Saved entries:

..............................

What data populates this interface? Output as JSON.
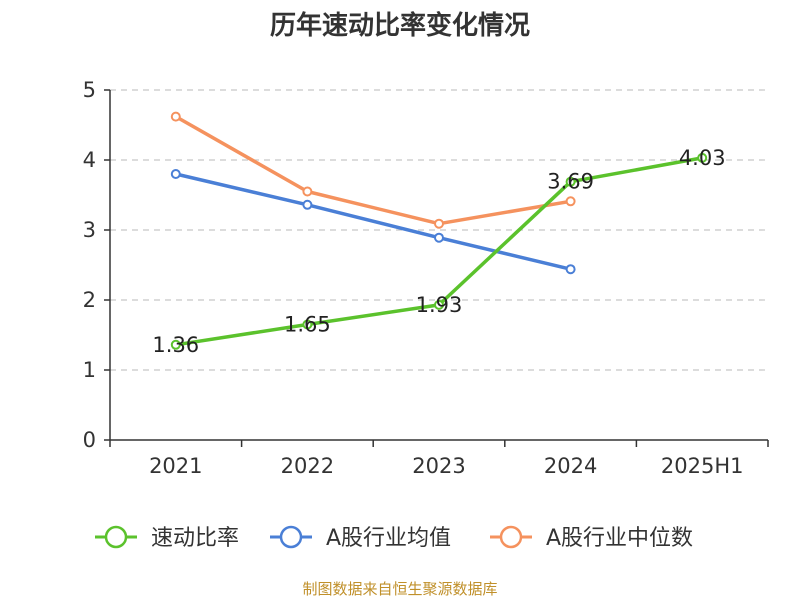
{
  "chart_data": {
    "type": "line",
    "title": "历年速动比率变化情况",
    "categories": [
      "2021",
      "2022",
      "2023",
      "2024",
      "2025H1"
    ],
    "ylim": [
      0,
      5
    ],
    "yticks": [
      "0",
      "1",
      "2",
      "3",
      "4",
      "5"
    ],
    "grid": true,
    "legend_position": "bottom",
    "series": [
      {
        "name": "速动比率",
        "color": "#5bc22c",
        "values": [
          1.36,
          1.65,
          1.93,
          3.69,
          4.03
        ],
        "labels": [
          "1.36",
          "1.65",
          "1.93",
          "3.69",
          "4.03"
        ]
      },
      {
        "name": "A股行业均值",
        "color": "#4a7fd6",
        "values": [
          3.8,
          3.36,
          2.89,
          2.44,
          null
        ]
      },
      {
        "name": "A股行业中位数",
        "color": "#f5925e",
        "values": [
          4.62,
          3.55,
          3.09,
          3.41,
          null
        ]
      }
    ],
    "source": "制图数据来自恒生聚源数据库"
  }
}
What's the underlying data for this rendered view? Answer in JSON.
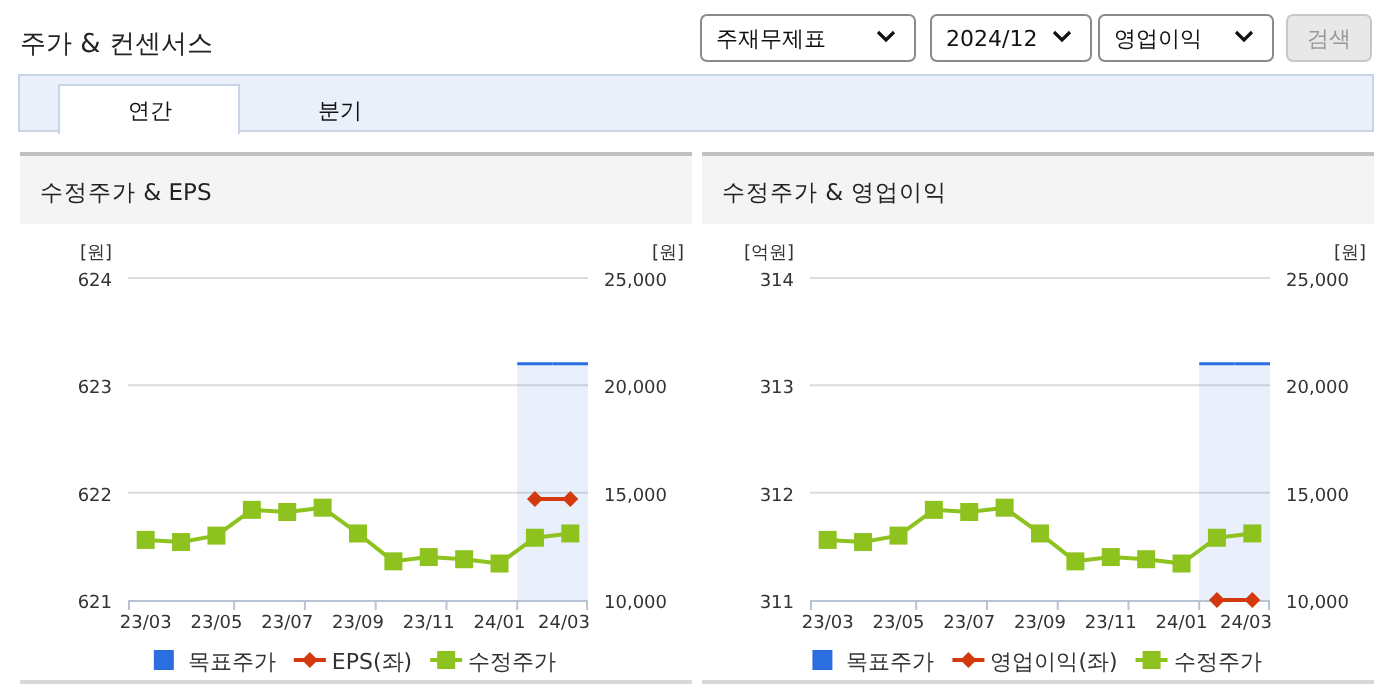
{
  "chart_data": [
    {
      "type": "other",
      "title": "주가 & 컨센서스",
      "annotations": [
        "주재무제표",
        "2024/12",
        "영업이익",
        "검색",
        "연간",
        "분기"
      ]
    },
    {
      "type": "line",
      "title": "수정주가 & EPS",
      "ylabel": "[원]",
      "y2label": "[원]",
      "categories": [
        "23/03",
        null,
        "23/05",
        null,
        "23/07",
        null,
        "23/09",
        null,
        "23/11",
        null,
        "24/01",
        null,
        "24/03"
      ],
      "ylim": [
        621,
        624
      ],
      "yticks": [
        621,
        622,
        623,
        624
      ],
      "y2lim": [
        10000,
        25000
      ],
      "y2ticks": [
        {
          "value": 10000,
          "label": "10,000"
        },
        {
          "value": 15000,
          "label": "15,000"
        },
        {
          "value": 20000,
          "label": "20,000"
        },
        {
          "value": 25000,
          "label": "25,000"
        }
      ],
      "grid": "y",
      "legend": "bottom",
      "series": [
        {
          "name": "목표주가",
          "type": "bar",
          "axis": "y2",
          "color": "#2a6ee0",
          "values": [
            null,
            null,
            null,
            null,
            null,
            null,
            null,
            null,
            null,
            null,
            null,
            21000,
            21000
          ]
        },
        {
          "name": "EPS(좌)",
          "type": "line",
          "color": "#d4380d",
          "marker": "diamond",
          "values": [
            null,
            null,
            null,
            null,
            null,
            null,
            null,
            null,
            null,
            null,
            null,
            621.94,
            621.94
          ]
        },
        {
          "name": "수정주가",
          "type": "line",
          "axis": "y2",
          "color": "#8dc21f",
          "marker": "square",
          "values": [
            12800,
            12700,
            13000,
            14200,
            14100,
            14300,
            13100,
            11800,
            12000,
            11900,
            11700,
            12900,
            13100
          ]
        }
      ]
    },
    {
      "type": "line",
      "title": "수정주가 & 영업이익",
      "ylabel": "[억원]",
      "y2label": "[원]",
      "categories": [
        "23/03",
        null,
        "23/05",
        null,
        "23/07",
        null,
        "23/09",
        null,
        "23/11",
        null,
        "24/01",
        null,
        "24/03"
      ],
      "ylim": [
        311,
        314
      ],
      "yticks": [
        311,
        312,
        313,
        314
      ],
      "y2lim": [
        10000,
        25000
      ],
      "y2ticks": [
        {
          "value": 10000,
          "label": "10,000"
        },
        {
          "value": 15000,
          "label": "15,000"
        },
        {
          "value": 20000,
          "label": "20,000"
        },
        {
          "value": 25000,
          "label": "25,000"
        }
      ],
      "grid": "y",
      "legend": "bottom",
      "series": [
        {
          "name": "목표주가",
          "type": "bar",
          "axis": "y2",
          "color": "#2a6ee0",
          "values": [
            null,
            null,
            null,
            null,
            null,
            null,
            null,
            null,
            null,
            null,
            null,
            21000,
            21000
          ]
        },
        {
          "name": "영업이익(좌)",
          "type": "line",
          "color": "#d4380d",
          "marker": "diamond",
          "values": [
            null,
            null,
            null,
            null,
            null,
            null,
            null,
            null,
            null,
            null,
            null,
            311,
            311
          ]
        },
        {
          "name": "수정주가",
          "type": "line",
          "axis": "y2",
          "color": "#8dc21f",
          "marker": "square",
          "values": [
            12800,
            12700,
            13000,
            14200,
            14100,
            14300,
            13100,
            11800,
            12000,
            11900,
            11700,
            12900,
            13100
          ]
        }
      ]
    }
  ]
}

..............................

## DIRECTIVE
Look through the entries above. Extract each line with the word "수정주가".

## SOLUTION TO THE EXERCISE
      "title": "수정주가 & EPS",
          "name": "수정주가",
      "title": "수정주가 & 영업이익",
          "name": "수정주가",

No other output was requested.